PASSAGE EXTRAIT:
Douze ans plus tard, nouveau brassage des cartes. Après l’arrivée d’Elisabeth Baume-Schneider et de Laurent Schaffter en 2002, trois nouveaux ministres prenaient les rênes du canton en 2006: Charles Juillard, Michel Probst et Philippe Receveur.

2015 marquera une troisième refondation, puisque trois conseillers d’Etat, pourtant jeunes quinquagénaires, s’en vont: Elisabeth Baume-Schneider, PS, 51 ans, après treize ans de gouvernement; Philippe Receveur, PDC, 52 ans, et Michel Probst, PLR, 55 ans, tous deux après neuf ans d’exécutif.

Economistes et ingénieurs

Au soir du 18 octobre, plus vraisemblablement du 8 novembre à l’issue du second tour, le gouvernement jurassien sera renouvelé au moins à 60%. Le sortant PDC Charles Juillard devrait être confortablement réélu. Le socialiste Michel Thentz, arrivé en 2010, pourrait connaître davantage de difficultés. Il pourra compter sur une volonté souvent exprimée dans la campagne d’assurer la continuité. Toutefois, considéré comme trop collégial et manquant d’esprit de décision, il a déçu jusque dans ses rangs de gauche.

OBJECTIF DE L'EXERCICE: D'après le passage sur le gouvernement jurassien, quels sont les trois ministres qui ont pris les rênes du canton en 2006 ?

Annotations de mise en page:
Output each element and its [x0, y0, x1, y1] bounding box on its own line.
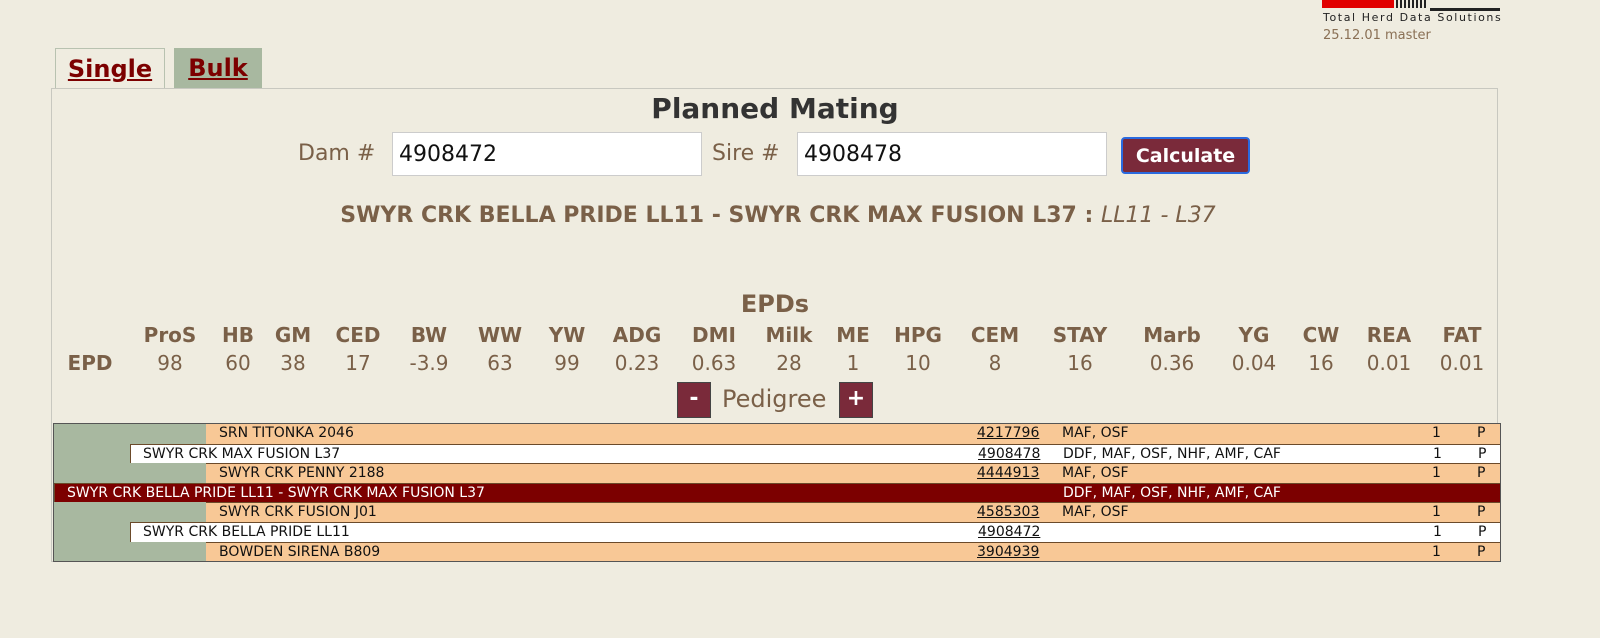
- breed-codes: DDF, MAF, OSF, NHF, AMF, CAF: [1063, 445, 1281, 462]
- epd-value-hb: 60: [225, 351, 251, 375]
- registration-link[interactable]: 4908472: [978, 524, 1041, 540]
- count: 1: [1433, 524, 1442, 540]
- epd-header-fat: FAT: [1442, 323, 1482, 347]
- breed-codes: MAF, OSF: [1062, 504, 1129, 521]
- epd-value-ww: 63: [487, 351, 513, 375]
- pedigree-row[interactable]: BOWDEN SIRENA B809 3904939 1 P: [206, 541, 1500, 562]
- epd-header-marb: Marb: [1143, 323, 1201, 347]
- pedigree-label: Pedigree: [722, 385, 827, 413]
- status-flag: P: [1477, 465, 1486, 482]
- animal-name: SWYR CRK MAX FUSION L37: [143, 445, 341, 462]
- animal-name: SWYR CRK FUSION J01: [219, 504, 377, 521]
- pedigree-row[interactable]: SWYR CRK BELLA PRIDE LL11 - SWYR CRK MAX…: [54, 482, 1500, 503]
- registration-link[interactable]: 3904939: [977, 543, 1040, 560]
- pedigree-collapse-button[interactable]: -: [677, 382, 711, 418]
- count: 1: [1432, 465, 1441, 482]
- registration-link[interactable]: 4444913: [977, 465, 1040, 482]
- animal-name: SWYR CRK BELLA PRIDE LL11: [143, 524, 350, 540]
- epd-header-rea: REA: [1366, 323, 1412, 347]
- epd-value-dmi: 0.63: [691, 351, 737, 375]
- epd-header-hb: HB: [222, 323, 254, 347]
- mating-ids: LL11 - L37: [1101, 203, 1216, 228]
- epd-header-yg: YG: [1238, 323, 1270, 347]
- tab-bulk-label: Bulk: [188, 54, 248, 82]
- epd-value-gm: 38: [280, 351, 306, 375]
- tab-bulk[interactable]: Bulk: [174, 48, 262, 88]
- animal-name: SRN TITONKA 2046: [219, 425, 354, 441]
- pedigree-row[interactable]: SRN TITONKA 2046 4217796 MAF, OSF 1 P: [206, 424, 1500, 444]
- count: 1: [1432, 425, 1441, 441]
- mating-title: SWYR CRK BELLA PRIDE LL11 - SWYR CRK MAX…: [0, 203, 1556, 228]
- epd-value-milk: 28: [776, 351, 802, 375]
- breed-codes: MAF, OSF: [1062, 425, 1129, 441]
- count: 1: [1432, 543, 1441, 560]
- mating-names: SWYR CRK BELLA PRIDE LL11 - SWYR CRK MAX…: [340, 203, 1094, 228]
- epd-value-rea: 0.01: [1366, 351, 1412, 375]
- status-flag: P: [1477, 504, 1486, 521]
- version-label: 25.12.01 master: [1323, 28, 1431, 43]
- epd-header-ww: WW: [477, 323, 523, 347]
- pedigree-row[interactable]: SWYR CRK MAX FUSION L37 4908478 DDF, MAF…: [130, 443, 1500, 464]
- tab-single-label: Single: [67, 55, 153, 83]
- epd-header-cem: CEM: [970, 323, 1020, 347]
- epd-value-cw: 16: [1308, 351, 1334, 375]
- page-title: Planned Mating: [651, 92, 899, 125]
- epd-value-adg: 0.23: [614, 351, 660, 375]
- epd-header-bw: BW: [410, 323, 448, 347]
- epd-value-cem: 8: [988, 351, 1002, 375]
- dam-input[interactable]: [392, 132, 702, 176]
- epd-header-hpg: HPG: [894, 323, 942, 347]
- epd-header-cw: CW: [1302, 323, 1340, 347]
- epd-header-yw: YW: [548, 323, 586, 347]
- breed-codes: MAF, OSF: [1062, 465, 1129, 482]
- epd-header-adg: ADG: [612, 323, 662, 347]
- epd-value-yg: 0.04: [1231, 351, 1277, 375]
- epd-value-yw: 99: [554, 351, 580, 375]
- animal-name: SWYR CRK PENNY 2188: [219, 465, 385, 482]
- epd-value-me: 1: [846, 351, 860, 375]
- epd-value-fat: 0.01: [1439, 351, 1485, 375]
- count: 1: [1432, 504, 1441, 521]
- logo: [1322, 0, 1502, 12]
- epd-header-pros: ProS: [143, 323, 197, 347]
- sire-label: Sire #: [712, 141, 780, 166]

RÉPONSE: Charles Juillard, Michel Probst et Philippe Receveur.